_DOCUMENT EXCERPT_:
-----
5.3 Registration in Active Directory:
The clustername, nodenames, and application instances (services and applications), must be registered in DNS.
This is mainly for the clients, so that they can resolve and lookup the services of the Clustered applications.
However, starting from Win2K8 clusters, registration of Cluster entities in AD is a fact too.
This is due to the new Microsoft Security model.
To start with, the "CNO" is the "computer object" in Active Directory, associated with the Cluster Name.
The CNO (Computer Named Object) is actually a representation of the entire Cluster entity.
Also, all Cluster Nodes will have a computer object in AD too (Virtual Computer Objects - VCO's).
Per default, it is all placed in "Computers" container.
Taken certain measures before installing the Cluster, it is possible to have those objects placed in a more
desirable AD location, but then it's possible that the CNO lacks permissions for internal cluster operations.
The most important thing to consider here, is that if those objects are moved or deleted, it will result
in a severely "hurt" Cluster.
This makes that "awareness" of all those who are allowed to modify AD, is critical.
Although deleted objects can be restored again, it's by no means a trivial task.
5.4 Ports that need to open:
- Cluster communications use the port 3343 on TCP/UDP.
- "Microsoft-DS", or TCP port 445, must be open too.
- For classical RPC operations, 135 TCP/UDP must be opened.
- For NBT services, and others, ports 135, 137, 139 has to be open.
- And ofcourse any clustered application specific ports must be open.
Section 6. Only for Win2K3: Repair the Cluster Database and Quorum files.
This is almost "obsolete" since Win2K3 Server is pretty old, and thus Clusters based on Win2K3 too.
However, I already had this section compiled from years back, so why not place it here too.
-----
_EXTRACTED RECORDS_:
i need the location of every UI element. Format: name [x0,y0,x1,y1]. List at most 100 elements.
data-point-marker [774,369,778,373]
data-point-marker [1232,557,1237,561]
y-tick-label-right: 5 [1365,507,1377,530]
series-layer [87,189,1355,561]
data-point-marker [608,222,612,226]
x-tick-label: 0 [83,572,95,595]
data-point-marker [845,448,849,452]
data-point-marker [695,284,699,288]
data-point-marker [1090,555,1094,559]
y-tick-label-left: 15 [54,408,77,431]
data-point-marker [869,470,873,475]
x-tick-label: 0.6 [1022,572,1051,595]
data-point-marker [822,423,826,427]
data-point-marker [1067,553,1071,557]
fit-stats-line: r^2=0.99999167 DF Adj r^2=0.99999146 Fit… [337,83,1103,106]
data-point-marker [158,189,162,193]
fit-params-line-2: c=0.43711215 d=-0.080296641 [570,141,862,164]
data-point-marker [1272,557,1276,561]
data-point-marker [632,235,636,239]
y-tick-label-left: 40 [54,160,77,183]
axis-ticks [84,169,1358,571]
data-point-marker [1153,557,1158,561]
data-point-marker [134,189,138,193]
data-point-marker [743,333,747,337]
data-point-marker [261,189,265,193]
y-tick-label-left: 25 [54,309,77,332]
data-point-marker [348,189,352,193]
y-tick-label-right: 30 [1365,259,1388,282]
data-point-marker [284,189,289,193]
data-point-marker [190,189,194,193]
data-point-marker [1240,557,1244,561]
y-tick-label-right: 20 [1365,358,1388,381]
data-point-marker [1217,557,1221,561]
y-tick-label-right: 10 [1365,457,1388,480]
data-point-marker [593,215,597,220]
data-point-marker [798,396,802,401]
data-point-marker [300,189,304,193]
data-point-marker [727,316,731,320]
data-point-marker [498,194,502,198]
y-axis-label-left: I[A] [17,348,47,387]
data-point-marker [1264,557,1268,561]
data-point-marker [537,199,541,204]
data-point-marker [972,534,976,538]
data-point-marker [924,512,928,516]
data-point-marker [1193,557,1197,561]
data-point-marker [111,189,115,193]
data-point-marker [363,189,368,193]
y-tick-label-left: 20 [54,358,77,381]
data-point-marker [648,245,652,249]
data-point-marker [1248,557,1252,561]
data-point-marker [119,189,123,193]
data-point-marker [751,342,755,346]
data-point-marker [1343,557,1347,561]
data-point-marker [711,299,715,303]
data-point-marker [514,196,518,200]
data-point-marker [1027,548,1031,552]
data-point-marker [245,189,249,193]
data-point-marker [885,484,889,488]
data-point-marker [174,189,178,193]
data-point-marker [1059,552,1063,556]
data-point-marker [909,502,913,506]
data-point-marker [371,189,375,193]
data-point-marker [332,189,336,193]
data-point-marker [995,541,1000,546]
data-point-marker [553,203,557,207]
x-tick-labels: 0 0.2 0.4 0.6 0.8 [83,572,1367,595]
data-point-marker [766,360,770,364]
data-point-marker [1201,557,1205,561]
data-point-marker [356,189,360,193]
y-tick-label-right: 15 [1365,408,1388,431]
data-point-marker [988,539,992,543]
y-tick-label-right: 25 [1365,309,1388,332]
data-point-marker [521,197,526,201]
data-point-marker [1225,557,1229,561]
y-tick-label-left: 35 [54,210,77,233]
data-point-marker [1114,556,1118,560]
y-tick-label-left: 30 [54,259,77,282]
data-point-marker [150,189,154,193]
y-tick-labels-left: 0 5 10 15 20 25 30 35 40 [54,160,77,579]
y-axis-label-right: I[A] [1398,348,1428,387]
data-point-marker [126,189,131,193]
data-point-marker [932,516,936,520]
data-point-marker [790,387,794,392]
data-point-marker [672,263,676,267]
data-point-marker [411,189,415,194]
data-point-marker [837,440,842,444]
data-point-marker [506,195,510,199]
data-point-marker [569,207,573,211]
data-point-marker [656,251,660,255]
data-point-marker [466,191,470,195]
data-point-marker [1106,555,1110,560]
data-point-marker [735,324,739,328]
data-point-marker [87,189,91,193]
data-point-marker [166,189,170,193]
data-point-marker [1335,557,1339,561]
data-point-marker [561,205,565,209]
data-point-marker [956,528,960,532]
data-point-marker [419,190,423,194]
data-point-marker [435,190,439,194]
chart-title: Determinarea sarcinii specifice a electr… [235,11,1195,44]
-----
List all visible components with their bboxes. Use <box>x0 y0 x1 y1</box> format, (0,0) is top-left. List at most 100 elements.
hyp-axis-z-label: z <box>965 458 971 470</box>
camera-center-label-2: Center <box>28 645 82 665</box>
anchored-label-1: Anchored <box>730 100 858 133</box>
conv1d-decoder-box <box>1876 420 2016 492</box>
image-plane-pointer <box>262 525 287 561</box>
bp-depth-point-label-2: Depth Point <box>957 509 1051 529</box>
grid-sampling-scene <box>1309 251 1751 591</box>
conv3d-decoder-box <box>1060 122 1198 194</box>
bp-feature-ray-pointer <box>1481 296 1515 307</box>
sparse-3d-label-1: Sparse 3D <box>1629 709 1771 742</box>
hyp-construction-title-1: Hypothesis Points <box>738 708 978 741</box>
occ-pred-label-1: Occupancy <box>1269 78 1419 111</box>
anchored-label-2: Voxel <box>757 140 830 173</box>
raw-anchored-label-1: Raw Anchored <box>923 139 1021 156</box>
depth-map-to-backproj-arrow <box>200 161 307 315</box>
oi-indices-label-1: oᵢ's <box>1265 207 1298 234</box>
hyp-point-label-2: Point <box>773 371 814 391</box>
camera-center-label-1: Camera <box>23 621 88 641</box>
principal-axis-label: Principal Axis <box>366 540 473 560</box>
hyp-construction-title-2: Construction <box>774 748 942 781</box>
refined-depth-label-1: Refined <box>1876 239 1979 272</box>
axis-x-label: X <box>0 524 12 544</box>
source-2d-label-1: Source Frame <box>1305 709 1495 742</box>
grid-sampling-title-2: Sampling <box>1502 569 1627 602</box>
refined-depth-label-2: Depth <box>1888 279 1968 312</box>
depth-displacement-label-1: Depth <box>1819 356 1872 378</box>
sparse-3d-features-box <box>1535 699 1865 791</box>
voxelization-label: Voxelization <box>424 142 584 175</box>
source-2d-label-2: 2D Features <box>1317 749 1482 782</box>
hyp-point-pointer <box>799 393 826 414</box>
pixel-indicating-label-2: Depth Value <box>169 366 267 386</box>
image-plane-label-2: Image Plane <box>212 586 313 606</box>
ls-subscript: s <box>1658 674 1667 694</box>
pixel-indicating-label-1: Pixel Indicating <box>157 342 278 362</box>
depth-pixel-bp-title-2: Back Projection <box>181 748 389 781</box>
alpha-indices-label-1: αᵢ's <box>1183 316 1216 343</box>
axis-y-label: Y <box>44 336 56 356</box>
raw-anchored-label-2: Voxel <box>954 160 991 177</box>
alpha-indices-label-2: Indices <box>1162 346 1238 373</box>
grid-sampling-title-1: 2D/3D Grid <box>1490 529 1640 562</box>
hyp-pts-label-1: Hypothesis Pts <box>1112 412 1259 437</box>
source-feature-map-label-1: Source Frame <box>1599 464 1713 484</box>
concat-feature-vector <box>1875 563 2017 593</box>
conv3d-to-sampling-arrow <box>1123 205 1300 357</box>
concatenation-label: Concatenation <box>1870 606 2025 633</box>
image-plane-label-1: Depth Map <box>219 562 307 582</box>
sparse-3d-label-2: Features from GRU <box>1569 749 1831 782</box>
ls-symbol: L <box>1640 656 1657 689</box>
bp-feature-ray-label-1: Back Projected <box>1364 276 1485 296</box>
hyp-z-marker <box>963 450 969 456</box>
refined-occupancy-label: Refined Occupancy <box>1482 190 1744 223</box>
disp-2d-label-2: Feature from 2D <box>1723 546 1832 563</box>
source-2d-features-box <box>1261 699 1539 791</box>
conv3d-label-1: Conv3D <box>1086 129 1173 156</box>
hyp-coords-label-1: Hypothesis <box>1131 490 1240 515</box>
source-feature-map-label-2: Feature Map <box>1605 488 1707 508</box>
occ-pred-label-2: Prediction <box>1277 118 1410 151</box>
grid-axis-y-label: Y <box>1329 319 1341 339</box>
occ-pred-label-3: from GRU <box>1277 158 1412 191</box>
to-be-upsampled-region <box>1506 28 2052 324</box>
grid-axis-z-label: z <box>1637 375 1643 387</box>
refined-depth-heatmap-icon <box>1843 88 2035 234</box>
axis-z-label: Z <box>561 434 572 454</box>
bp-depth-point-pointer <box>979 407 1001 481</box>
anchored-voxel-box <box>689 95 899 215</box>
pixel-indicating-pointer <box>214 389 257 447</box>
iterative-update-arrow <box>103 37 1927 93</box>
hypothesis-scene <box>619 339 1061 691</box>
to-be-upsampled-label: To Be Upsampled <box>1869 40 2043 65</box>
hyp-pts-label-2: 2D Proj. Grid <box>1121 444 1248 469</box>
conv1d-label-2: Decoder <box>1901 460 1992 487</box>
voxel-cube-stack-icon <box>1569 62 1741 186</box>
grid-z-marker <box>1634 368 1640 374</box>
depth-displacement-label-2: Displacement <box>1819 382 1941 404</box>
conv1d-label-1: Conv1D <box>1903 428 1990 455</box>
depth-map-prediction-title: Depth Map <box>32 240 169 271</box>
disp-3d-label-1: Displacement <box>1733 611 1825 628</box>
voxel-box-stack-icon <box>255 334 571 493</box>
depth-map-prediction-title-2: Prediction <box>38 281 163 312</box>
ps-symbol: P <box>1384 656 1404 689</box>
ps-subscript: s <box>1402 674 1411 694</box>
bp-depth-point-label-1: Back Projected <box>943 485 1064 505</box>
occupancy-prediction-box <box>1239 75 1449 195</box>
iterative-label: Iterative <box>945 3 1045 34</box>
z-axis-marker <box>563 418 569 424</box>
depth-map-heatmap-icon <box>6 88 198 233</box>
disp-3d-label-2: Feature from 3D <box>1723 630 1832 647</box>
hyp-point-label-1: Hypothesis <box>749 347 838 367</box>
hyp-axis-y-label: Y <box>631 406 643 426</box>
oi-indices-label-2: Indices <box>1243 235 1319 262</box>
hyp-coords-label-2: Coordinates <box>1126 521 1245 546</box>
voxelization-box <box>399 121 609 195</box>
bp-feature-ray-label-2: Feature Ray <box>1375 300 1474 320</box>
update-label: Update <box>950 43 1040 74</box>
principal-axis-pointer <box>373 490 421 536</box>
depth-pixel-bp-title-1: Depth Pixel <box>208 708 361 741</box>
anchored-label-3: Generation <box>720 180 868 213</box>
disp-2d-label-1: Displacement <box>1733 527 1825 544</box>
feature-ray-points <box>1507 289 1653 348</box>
-----
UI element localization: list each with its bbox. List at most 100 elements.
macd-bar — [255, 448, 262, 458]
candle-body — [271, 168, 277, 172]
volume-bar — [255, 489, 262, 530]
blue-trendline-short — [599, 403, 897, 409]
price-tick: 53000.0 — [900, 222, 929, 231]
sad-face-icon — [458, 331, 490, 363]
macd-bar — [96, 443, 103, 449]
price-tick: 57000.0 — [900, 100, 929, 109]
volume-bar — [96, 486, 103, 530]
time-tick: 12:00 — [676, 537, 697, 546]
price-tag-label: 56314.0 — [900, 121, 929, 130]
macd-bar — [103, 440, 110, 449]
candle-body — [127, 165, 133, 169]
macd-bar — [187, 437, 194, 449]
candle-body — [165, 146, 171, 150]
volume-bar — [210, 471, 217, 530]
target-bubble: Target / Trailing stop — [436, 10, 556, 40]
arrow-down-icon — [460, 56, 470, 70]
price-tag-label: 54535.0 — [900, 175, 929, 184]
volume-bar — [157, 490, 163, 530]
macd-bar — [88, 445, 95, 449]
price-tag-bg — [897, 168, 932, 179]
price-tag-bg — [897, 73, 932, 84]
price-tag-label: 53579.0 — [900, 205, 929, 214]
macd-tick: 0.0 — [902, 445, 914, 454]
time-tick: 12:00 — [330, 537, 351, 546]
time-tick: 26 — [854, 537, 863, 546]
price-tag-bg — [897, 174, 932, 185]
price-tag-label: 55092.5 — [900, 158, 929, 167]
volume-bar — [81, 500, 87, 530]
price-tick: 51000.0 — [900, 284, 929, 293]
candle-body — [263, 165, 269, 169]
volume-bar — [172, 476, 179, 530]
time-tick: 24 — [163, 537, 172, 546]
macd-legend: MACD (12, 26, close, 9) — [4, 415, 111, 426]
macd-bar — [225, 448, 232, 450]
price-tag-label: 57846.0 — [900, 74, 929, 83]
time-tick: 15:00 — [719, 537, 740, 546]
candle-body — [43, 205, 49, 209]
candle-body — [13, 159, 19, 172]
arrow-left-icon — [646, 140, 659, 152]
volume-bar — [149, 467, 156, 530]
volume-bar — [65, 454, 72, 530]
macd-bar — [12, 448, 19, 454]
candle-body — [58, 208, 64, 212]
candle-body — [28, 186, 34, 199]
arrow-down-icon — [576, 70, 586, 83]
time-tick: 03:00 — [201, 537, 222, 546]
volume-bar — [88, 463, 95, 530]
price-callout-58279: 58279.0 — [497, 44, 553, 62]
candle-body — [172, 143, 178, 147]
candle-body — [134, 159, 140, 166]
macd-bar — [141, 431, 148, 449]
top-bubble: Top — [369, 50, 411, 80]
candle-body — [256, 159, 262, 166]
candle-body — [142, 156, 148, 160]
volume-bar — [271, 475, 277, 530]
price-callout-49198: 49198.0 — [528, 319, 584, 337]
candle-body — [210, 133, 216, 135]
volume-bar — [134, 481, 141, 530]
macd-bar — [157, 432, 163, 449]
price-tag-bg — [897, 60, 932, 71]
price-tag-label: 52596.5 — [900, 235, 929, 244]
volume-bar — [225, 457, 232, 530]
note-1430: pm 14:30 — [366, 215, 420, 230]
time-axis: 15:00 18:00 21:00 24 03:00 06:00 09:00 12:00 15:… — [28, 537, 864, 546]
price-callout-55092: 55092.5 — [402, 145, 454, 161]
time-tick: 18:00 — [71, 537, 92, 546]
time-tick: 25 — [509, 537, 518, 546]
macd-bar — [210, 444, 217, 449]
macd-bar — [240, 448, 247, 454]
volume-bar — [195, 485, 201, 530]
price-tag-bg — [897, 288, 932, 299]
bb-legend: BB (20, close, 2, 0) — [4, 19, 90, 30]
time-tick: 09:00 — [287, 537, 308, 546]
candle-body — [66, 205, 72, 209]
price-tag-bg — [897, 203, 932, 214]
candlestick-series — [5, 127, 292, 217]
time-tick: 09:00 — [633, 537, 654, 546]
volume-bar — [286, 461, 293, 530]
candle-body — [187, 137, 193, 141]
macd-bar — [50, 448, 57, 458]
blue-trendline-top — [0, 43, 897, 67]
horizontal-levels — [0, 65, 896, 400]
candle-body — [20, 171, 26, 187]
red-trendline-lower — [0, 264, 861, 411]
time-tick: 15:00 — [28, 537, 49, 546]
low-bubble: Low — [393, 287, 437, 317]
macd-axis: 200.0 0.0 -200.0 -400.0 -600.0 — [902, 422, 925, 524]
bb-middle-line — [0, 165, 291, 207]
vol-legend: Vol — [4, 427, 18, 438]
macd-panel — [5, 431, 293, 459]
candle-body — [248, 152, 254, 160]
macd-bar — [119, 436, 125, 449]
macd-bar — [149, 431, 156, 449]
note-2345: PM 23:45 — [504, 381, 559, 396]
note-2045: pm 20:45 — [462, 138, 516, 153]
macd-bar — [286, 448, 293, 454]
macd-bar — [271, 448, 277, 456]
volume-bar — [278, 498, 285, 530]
-----
_TASK SET_:
• a. Using the cluster excerpt, decide whether each statement agrees with it. Answer yes or no for each, and quote the words that settle it. (i) Cluster communications use port 3343. (ii) Cluster objects are placed in the "Computers" container by default. (iii) Restoring deleted cluster objects is a trivial task.
• b. According to the cluster excerpt, what does the CNO represent?
• c. List every distinct port number named in the cluster excerpt.
The items play no part in what comes next and can be left aside.

_OUTPUTS_:
• a.
(i) Yes: "Cluster communications use the port 3343 on TCP/UDP."
(ii) Yes: "Per default, it is all placed in "Computers" container."
(iii) No: "Although deleted objects can be restored again, it's by no means a trivial task."

• b. The CNO represents the entire Cluster entity.

• c. 3343, 445, 135, 137, 139